* _Challenge_
Take the records below and extract, word for word, the lines from the one containing "What data populates" through the final line, inclusive. Omit pictures.

* _Data section_
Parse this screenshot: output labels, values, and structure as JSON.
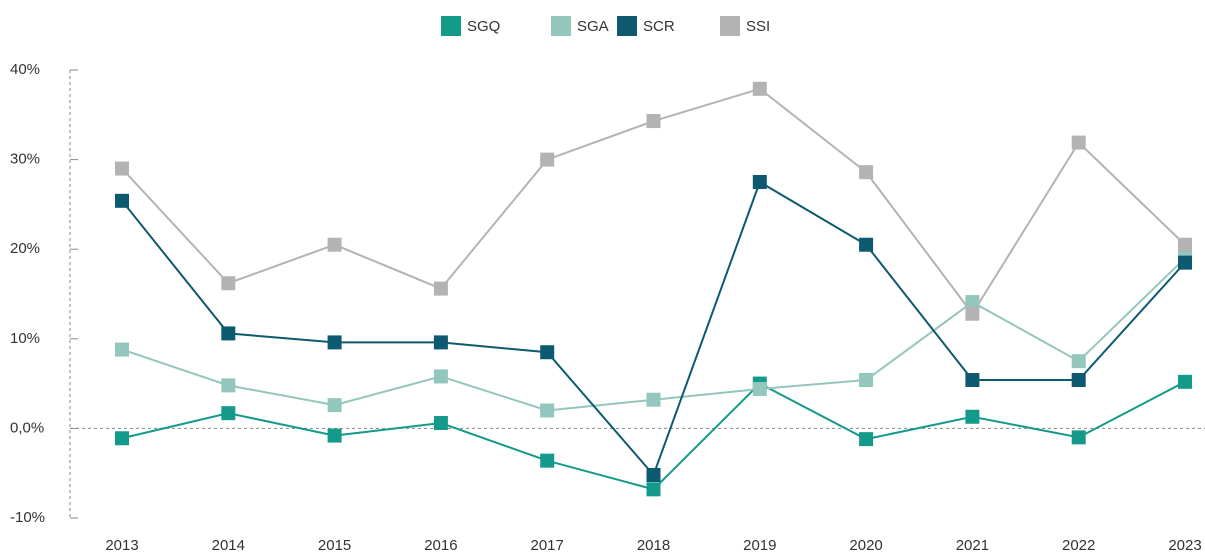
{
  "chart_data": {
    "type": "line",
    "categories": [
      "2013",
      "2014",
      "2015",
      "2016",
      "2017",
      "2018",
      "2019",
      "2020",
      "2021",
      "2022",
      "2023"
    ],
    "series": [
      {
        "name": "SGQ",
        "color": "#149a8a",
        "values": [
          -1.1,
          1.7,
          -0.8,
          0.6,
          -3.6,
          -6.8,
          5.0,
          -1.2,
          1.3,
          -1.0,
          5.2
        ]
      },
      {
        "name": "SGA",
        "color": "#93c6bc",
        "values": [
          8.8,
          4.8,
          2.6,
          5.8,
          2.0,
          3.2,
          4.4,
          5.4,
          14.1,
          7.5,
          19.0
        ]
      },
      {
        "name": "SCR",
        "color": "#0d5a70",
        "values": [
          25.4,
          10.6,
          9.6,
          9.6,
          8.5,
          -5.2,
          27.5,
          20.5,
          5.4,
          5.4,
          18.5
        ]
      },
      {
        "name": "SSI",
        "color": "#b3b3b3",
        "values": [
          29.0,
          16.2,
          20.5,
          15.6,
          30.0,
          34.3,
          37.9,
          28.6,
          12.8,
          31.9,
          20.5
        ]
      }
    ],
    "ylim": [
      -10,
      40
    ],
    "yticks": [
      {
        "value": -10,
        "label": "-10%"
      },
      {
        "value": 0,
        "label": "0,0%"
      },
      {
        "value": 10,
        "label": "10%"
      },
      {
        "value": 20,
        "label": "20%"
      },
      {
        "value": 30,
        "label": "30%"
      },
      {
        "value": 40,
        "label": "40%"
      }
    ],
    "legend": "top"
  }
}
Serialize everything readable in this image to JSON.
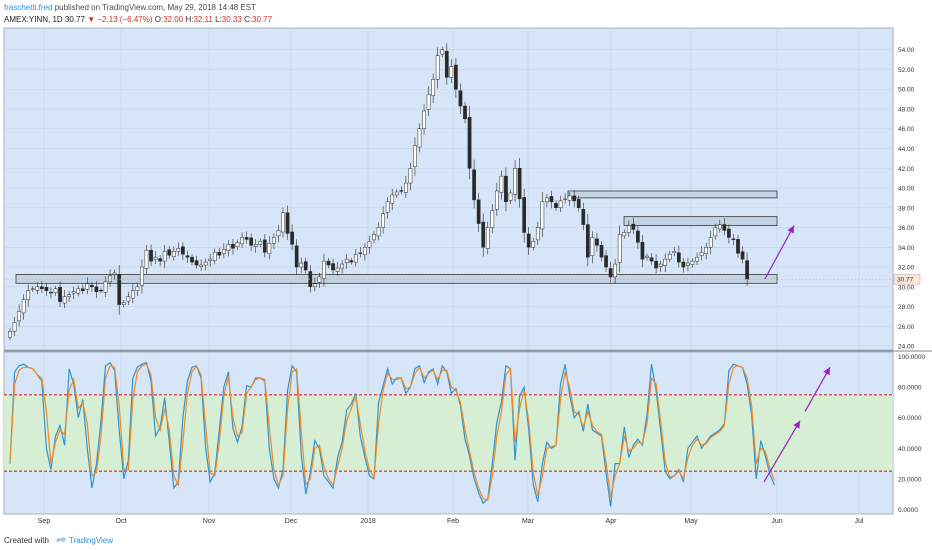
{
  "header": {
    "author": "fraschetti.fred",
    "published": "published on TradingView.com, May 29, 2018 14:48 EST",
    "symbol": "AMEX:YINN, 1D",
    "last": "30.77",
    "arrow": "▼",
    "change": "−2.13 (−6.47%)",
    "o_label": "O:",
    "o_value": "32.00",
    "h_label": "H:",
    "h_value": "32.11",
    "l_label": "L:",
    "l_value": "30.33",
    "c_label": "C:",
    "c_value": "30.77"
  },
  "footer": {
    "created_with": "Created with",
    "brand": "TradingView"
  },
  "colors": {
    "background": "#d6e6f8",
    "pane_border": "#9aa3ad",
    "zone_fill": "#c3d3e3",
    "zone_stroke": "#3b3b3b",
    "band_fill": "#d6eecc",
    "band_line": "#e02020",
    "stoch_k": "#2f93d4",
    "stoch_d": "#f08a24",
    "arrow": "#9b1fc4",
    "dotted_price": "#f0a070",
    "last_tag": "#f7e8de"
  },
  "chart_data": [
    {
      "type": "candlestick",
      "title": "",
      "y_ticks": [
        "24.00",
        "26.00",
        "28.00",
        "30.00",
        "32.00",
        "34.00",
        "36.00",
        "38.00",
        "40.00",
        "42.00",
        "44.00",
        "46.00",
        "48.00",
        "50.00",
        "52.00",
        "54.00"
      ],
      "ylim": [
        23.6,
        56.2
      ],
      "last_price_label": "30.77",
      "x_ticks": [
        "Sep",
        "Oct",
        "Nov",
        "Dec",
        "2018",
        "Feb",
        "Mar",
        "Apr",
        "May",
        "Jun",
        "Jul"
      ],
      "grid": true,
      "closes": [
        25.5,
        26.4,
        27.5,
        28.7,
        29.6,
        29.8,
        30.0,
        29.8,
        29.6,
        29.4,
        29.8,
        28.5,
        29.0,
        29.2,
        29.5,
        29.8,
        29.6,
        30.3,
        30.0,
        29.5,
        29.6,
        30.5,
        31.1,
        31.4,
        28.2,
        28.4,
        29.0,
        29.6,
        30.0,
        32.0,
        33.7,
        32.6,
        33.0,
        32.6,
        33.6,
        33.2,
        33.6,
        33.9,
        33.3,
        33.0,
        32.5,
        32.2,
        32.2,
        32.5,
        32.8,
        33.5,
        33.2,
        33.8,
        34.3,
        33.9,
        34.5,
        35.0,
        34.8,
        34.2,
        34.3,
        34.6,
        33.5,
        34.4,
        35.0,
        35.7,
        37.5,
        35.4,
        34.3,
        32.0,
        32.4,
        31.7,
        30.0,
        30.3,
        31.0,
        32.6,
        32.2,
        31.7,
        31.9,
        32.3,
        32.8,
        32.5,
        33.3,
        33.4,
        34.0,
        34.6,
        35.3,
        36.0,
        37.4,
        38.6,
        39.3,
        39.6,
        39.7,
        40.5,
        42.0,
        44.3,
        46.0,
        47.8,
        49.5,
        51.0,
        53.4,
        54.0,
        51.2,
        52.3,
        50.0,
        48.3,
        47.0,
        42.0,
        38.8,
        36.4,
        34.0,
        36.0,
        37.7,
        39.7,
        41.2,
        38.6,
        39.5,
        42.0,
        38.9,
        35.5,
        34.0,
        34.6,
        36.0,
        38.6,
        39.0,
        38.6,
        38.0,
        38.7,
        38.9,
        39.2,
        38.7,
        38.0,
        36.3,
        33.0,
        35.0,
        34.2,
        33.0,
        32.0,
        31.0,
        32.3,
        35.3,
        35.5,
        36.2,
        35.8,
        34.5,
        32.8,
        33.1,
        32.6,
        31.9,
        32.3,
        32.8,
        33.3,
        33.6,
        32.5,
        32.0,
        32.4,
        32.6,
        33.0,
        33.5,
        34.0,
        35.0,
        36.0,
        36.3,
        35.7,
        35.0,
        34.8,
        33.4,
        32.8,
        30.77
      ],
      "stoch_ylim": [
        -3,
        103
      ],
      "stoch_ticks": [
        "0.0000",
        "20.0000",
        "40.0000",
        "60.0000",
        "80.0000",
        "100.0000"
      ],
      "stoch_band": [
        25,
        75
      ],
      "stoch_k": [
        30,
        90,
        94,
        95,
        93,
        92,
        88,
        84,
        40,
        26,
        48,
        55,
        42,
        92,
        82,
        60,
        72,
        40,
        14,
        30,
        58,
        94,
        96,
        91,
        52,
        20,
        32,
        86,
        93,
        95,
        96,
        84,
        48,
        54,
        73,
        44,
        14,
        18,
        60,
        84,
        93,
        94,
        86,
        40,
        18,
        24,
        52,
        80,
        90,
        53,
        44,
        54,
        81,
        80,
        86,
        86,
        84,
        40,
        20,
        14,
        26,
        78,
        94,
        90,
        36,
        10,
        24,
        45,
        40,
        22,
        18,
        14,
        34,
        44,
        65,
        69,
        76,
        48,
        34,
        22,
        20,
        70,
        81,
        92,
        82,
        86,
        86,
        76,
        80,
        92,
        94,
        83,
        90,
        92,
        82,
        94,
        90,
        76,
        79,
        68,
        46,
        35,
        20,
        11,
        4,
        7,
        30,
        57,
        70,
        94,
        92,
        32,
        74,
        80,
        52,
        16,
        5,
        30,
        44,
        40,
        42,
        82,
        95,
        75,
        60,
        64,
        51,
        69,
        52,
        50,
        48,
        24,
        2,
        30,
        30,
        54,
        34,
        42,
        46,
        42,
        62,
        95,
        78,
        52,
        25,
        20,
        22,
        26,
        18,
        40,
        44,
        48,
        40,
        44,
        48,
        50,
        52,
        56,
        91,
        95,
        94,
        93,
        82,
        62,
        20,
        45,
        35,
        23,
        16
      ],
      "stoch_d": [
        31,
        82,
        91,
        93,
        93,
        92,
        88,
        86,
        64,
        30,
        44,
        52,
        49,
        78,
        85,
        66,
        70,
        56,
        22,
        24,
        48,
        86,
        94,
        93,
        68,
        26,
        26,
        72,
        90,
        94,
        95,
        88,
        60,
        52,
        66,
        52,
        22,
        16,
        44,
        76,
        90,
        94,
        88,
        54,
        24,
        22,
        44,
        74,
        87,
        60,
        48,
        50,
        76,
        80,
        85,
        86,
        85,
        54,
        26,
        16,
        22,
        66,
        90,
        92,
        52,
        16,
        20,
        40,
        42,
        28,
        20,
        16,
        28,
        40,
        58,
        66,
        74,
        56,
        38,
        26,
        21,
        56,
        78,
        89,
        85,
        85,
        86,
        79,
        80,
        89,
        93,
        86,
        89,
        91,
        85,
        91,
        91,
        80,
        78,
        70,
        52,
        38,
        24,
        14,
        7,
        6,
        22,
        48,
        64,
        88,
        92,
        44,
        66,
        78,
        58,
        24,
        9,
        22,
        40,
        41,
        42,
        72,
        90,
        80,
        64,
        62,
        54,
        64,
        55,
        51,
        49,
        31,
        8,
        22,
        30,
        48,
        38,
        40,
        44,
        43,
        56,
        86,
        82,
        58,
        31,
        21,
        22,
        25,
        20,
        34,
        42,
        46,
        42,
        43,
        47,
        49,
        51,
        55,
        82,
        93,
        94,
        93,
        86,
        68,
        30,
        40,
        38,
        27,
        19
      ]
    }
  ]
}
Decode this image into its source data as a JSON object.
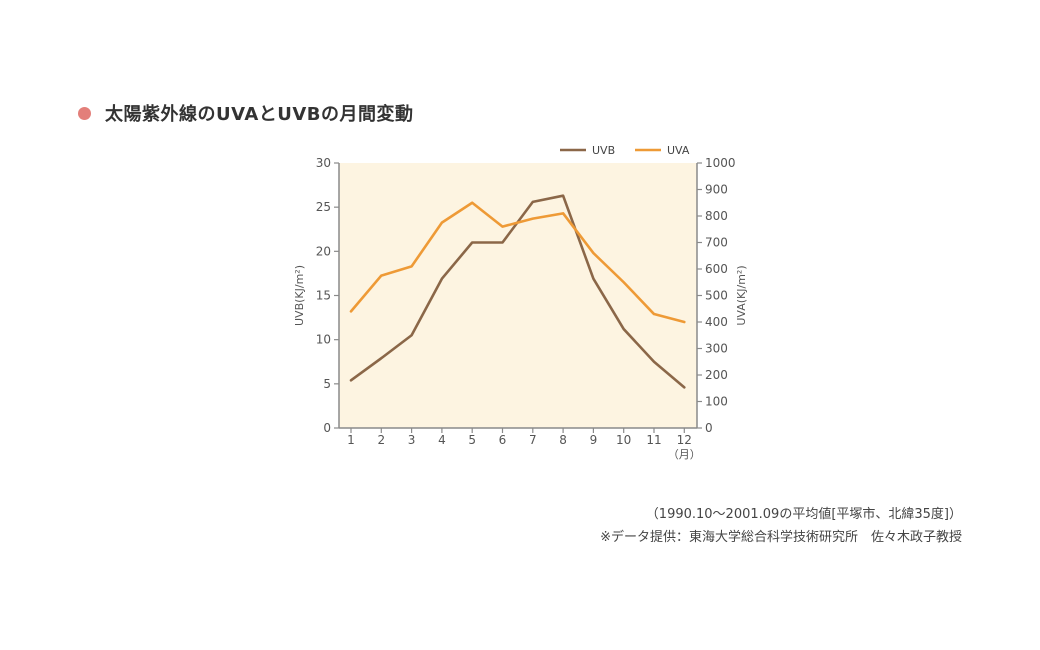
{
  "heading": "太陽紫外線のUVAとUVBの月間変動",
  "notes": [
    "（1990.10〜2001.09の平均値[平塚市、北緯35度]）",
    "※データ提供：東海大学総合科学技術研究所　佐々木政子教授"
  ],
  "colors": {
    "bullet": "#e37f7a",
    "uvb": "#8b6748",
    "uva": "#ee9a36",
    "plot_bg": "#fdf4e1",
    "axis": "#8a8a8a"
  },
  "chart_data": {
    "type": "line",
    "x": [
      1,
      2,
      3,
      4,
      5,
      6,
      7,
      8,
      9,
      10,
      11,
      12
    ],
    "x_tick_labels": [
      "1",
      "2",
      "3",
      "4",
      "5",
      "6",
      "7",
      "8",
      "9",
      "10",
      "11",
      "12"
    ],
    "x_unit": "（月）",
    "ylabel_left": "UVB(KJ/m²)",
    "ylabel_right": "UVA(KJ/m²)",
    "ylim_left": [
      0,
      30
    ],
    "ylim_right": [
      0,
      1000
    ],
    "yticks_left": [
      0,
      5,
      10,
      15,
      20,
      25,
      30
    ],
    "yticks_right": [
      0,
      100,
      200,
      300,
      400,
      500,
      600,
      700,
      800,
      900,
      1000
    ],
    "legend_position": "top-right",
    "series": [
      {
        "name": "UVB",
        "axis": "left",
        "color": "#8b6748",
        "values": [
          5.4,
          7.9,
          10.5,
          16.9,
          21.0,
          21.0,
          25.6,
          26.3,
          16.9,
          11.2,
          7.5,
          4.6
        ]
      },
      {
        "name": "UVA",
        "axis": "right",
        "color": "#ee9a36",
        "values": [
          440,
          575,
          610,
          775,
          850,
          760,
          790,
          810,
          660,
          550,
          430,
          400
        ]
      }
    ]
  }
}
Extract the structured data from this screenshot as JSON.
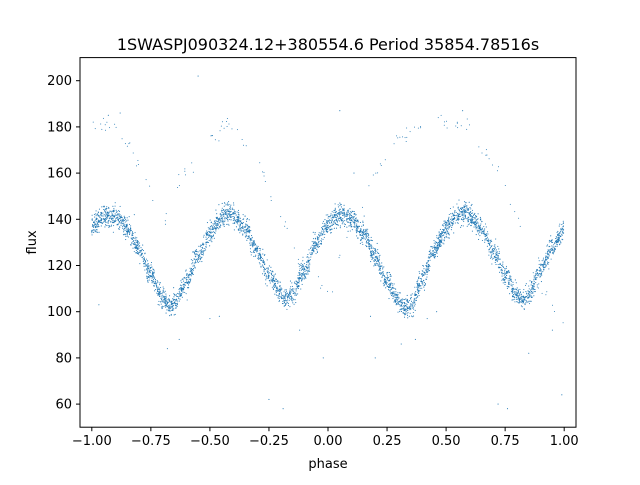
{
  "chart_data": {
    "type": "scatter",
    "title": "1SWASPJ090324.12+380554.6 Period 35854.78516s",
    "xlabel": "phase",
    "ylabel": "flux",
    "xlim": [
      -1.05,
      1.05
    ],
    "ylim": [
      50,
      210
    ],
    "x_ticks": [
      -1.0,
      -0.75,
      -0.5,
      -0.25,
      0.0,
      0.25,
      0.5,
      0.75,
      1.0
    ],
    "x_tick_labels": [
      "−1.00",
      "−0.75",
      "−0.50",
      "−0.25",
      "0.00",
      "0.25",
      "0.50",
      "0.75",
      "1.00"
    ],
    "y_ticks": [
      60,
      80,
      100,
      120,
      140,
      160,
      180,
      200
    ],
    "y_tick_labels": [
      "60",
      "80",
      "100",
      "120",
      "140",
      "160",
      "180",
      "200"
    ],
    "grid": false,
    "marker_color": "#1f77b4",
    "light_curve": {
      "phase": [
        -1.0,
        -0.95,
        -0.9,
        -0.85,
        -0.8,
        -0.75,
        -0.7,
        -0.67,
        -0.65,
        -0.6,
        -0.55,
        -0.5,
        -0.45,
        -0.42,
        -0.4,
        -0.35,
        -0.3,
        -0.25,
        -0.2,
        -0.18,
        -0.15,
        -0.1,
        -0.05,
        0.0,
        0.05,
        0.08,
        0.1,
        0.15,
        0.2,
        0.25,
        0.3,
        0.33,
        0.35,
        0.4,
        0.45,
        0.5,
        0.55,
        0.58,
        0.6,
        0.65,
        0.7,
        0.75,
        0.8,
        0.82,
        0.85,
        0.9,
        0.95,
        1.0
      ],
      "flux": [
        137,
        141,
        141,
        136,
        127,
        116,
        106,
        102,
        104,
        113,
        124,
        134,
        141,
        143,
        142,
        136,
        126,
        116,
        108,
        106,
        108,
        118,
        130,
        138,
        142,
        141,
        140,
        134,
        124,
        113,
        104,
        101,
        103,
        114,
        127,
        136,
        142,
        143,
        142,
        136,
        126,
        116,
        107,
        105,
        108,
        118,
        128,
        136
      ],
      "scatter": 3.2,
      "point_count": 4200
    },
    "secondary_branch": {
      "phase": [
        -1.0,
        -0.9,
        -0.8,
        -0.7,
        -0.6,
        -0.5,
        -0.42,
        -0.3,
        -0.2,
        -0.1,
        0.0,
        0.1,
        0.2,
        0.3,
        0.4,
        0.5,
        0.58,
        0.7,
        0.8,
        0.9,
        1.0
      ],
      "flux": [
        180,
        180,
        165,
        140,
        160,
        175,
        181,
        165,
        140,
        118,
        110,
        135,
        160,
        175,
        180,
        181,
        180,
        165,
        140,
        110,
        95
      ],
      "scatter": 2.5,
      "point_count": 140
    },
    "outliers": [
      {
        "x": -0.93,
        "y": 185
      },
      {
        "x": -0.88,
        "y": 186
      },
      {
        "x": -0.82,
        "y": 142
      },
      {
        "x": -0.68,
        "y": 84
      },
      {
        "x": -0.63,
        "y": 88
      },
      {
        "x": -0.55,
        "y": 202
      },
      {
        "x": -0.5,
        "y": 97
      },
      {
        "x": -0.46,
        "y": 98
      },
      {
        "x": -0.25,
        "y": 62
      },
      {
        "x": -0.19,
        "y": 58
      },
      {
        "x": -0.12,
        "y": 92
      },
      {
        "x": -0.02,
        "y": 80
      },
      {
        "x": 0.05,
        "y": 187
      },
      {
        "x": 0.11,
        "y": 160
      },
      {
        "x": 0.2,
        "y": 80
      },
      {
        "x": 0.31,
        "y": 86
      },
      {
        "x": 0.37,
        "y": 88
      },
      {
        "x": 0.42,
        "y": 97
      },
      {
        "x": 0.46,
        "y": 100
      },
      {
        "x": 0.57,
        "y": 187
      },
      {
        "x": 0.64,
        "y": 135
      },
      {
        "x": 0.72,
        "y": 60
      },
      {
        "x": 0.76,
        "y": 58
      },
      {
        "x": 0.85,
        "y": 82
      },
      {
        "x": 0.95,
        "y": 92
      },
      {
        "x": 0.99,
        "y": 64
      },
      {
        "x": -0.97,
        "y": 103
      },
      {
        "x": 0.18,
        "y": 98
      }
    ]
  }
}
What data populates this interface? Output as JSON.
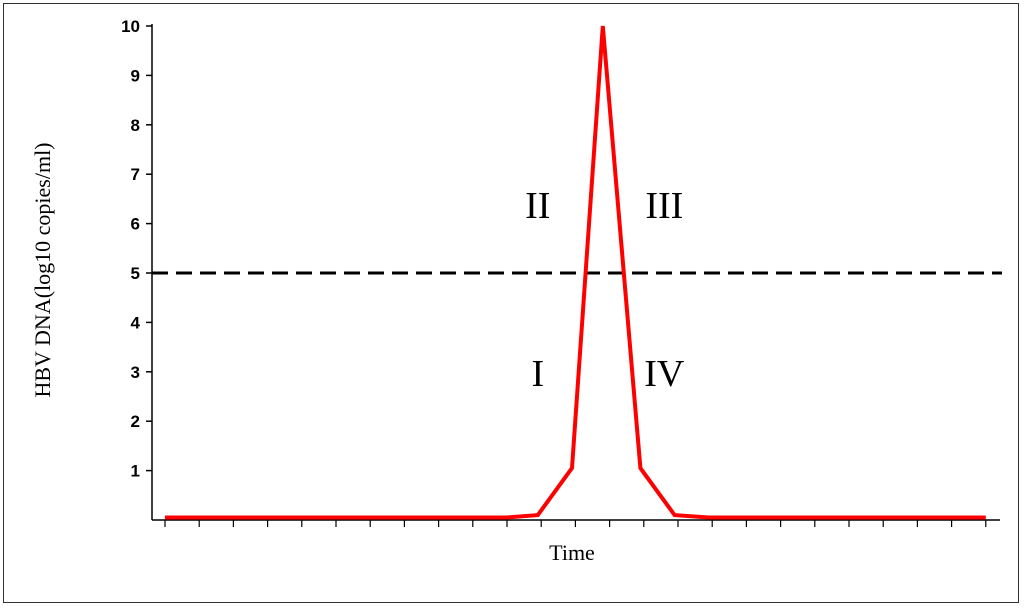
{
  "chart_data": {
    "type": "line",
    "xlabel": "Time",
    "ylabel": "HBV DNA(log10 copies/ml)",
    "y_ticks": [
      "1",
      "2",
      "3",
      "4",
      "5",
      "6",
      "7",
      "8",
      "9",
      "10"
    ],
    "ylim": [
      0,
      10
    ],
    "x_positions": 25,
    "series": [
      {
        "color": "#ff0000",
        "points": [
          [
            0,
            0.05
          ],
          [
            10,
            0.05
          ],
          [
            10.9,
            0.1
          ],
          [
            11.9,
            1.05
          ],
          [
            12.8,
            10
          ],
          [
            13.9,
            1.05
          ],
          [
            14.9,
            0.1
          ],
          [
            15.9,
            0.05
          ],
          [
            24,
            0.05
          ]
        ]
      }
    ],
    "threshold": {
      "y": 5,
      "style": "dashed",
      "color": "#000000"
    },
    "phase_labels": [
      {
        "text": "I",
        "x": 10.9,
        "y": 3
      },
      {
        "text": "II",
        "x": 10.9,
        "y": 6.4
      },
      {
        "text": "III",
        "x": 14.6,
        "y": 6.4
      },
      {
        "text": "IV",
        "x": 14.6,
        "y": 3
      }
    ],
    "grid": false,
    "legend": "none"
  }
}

* _Output for this exercise_
What data populates this interface? Output as JSON.
{
  "chart_data": {
    "type": "line",
    "xlabel": "Time",
    "ylabel": "HBV DNA(log10 copies/ml)",
    "y_ticks": [
      "1",
      "2",
      "3",
      "4",
      "5",
      "6",
      "7",
      "8",
      "9",
      "10"
    ],
    "ylim": [
      0,
      10
    ],
    "x_positions": 25,
    "series": [
      {
        "color": "#ff0000",
        "points": [
          [
            0,
            0.05
          ],
          [
            10,
            0.05
          ],
          [
            10.9,
            0.1
          ],
          [
            11.9,
            1.05
          ],
          [
            12.8,
            10
          ],
          [
            13.9,
            1.05
          ],
          [
            14.9,
            0.1
          ],
          [
            15.9,
            0.05
          ],
          [
            24,
            0.05
          ]
        ]
      }
    ],
    "threshold": {
      "y": 5,
      "style": "dashed",
      "color": "#000000"
    },
    "phase_labels": [
      {
        "text": "I",
        "x": 10.9,
        "y": 3
      },
      {
        "text": "II",
        "x": 10.9,
        "y": 6.4
      },
      {
        "text": "III",
        "x": 14.6,
        "y": 6.4
      },
      {
        "text": "IV",
        "x": 14.6,
        "y": 3
      }
    ],
    "grid": false,
    "legend": "none"
  }
}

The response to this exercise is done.